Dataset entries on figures

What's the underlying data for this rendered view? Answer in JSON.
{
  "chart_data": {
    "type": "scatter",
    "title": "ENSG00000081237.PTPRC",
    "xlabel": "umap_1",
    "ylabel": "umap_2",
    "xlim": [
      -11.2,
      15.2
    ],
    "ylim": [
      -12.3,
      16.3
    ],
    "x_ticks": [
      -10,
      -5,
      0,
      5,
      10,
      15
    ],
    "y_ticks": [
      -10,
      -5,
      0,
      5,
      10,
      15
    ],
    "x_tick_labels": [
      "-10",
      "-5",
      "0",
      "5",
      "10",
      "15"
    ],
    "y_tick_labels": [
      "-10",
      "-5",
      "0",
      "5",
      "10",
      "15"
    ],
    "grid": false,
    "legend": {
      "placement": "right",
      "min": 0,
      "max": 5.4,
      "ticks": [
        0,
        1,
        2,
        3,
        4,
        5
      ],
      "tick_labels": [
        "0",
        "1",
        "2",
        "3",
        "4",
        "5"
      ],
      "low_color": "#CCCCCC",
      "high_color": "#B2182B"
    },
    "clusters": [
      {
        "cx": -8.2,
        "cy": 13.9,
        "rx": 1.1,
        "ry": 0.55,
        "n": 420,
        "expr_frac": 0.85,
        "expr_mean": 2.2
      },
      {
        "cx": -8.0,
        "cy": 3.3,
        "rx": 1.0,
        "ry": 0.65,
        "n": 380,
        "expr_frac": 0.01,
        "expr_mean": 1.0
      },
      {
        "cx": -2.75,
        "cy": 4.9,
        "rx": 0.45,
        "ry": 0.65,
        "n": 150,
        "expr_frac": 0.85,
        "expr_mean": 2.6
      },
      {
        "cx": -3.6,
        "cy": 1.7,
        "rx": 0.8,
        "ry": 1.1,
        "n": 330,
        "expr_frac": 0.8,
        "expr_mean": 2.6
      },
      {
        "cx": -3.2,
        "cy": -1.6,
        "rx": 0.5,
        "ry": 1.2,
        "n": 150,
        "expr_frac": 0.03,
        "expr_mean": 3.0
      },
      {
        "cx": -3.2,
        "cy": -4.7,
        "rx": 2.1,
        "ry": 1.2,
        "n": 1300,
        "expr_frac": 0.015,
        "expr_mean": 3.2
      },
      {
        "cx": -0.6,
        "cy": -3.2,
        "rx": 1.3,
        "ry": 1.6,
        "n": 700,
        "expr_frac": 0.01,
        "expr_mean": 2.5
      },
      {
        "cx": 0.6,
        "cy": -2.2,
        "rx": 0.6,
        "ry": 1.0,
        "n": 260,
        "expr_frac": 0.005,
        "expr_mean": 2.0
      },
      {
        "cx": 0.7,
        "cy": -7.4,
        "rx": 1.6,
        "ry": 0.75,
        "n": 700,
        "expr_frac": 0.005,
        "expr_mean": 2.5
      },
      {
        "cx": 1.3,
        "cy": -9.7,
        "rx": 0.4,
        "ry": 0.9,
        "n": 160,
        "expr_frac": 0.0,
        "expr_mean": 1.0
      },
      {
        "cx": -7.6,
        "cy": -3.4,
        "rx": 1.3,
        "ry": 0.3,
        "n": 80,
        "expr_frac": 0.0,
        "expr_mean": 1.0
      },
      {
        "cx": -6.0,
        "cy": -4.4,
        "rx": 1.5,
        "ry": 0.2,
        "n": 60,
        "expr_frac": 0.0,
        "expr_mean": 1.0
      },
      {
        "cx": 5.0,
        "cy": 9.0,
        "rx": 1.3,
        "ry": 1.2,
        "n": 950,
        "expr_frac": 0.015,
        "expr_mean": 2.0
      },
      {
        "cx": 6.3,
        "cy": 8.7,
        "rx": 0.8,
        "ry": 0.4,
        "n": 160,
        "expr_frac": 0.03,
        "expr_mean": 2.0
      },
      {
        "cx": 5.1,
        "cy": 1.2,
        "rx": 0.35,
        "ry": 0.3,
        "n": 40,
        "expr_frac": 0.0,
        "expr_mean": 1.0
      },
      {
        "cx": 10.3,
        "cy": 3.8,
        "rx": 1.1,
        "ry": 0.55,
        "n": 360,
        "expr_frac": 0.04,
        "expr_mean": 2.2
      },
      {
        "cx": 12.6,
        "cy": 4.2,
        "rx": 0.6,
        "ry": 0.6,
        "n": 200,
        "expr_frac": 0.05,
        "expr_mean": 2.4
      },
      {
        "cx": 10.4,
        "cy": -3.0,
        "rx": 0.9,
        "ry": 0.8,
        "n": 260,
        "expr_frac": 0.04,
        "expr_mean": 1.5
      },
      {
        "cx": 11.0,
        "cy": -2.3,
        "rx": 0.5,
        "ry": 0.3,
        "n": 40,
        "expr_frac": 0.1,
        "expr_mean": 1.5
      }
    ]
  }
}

▶ Work to complete:
Repeat each entry word for word.

▶ Task result:
What's the underlying data for this rendered view? Answer in JSON.
{
  "chart_data": {
    "type": "scatter",
    "title": "ENSG00000081237.PTPRC",
    "xlabel": "umap_1",
    "ylabel": "umap_2",
    "xlim": [
      -11.2,
      15.2
    ],
    "ylim": [
      -12.3,
      16.3
    ],
    "x_ticks": [
      -10,
      -5,
      0,
      5,
      10,
      15
    ],
    "y_ticks": [
      -10,
      -5,
      0,
      5,
      10,
      15
    ],
    "x_tick_labels": [
      "-10",
      "-5",
      "0",
      "5",
      "10",
      "15"
    ],
    "y_tick_labels": [
      "-10",
      "-5",
      "0",
      "5",
      "10",
      "15"
    ],
    "grid": false,
    "legend": {
      "placement": "right",
      "min": 0,
      "max": 5.4,
      "ticks": [
        0,
        1,
        2,
        3,
        4,
        5
      ],
      "tick_labels": [
        "0",
        "1",
        "2",
        "3",
        "4",
        "5"
      ],
      "low_color": "#CCCCCC",
      "high_color": "#B2182B"
    },
    "clusters": [
      {
        "cx": -8.2,
        "cy": 13.9,
        "rx": 1.1,
        "ry": 0.55,
        "n": 420,
        "expr_frac": 0.85,
        "expr_mean": 2.2
      },
      {
        "cx": -8.0,
        "cy": 3.3,
        "rx": 1.0,
        "ry": 0.65,
        "n": 380,
        "expr_frac": 0.01,
        "expr_mean": 1.0
      },
      {
        "cx": -2.75,
        "cy": 4.9,
        "rx": 0.45,
        "ry": 0.65,
        "n": 150,
        "expr_frac": 0.85,
        "expr_mean": 2.6
      },
      {
        "cx": -3.6,
        "cy": 1.7,
        "rx": 0.8,
        "ry": 1.1,
        "n": 330,
        "expr_frac": 0.8,
        "expr_mean": 2.6
      },
      {
        "cx": -3.2,
        "cy": -1.6,
        "rx": 0.5,
        "ry": 1.2,
        "n": 150,
        "expr_frac": 0.03,
        "expr_mean": 3.0
      },
      {
        "cx": -3.2,
        "cy": -4.7,
        "rx": 2.1,
        "ry": 1.2,
        "n": 1300,
        "expr_frac": 0.015,
        "expr_mean": 3.2
      },
      {
        "cx": -0.6,
        "cy": -3.2,
        "rx": 1.3,
        "ry": 1.6,
        "n": 700,
        "expr_frac": 0.01,
        "expr_mean": 2.5
      },
      {
        "cx": 0.6,
        "cy": -2.2,
        "rx": 0.6,
        "ry": 1.0,
        "n": 260,
        "expr_frac": 0.005,
        "expr_mean": 2.0
      },
      {
        "cx": 0.7,
        "cy": -7.4,
        "rx": 1.6,
        "ry": 0.75,
        "n": 700,
        "expr_frac": 0.005,
        "expr_mean": 2.5
      },
      {
        "cx": 1.3,
        "cy": -9.7,
        "rx": 0.4,
        "ry": 0.9,
        "n": 160,
        "expr_frac": 0.0,
        "expr_mean": 1.0
      },
      {
        "cx": -7.6,
        "cy": -3.4,
        "rx": 1.3,
        "ry": 0.3,
        "n": 80,
        "expr_frac": 0.0,
        "expr_mean": 1.0
      },
      {
        "cx": -6.0,
        "cy": -4.4,
        "rx": 1.5,
        "ry": 0.2,
        "n": 60,
        "expr_frac": 0.0,
        "expr_mean": 1.0
      },
      {
        "cx": 5.0,
        "cy": 9.0,
        "rx": 1.3,
        "ry": 1.2,
        "n": 950,
        "expr_frac": 0.015,
        "expr_mean": 2.0
      },
      {
        "cx": 6.3,
        "cy": 8.7,
        "rx": 0.8,
        "ry": 0.4,
        "n": 160,
        "expr_frac": 0.03,
        "expr_mean": 2.0
      },
      {
        "cx": 5.1,
        "cy": 1.2,
        "rx": 0.35,
        "ry": 0.3,
        "n": 40,
        "expr_frac": 0.0,
        "expr_mean": 1.0
      },
      {
        "cx": 10.3,
        "cy": 3.8,
        "rx": 1.1,
        "ry": 0.55,
        "n": 360,
        "expr_frac": 0.04,
        "expr_mean": 2.2
      },
      {
        "cx": 12.6,
        "cy": 4.2,
        "rx": 0.6,
        "ry": 0.6,
        "n": 200,
        "expr_frac": 0.05,
        "expr_mean": 2.4
      },
      {
        "cx": 10.4,
        "cy": -3.0,
        "rx": 0.9,
        "ry": 0.8,
        "n": 260,
        "expr_frac": 0.04,
        "expr_mean": 1.5
      },
      {
        "cx": 11.0,
        "cy": -2.3,
        "rx": 0.5,
        "ry": 0.3,
        "n": 40,
        "expr_frac": 0.1,
        "expr_mean": 1.5
      }
    ]
  }
}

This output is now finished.